#### [WRITTEN TASK]
Copy the data word for word, keeping every line.

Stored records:
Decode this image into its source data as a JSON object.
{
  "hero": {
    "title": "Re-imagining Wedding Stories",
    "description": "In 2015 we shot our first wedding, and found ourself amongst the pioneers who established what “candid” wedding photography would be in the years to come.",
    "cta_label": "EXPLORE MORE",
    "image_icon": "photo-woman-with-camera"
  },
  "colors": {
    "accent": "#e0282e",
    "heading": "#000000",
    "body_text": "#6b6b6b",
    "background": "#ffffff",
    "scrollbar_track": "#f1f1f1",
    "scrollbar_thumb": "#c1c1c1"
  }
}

#### [EXERCISE ANSWER]
Decode this image into its source data as a JSON object.
{
  "hero": {
    "title": "Re-imagining Wedding Stories",
    "description": "In 2015 we shot our first wedding, and found ourself amongst the pioneers who established what “candid” wedding photography would be in the years to come.",
    "cta_label": "EXPLORE MORE",
    "image_icon": "photo-woman-with-camera"
  },
  "colors": {
    "accent": "#e0282e",
    "heading": "#000000",
    "body_text": "#6b6b6b",
    "background": "#ffffff",
    "scrollbar_track": "#f1f1f1",
    "scrollbar_thumb": "#c1c1c1"
  }
}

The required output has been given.